To do: From the entries below, copy out every line with "JSON" in it.
━━━━━ Data to use ━━━━━
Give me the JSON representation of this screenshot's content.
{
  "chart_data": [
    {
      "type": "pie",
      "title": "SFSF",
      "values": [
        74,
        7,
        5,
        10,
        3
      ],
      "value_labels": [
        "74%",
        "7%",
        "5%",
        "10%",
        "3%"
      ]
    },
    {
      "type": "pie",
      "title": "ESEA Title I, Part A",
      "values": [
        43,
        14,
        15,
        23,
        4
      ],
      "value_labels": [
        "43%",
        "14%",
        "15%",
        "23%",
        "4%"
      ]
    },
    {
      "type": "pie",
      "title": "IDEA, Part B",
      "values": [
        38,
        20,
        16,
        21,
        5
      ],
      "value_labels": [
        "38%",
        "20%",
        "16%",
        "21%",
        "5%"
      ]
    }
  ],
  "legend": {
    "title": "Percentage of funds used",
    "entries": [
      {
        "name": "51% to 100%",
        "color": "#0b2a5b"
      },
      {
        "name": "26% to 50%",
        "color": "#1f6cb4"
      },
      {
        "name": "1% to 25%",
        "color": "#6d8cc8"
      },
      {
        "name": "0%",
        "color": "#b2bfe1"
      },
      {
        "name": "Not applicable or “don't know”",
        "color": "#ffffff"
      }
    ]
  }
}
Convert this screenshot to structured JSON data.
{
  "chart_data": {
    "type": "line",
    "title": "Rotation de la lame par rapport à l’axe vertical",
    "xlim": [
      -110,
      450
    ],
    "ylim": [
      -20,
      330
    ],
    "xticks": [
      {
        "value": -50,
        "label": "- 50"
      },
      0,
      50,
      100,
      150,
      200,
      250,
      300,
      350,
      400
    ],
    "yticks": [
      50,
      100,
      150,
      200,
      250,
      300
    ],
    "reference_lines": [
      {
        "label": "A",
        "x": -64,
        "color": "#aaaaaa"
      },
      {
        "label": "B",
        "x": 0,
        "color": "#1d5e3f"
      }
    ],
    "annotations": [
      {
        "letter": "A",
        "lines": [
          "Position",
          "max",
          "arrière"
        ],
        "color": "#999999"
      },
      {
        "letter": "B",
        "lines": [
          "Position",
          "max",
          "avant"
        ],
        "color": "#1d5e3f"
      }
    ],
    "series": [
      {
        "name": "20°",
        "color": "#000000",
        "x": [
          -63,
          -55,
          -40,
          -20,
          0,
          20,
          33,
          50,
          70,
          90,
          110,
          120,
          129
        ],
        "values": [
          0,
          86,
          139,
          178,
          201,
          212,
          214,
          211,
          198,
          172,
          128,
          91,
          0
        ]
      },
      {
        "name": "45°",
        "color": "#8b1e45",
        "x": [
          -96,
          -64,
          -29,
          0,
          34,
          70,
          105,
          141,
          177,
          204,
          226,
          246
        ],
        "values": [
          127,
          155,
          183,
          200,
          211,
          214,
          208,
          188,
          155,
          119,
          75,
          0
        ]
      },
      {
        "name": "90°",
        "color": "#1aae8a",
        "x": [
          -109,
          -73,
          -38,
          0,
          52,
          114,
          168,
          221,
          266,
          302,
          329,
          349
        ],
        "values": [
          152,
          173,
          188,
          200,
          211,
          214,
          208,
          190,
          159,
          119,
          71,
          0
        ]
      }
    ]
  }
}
━━━━━
Worked solution:
Give me the JSON representation of this screenshot's content.
Convert this screenshot to structured JSON data.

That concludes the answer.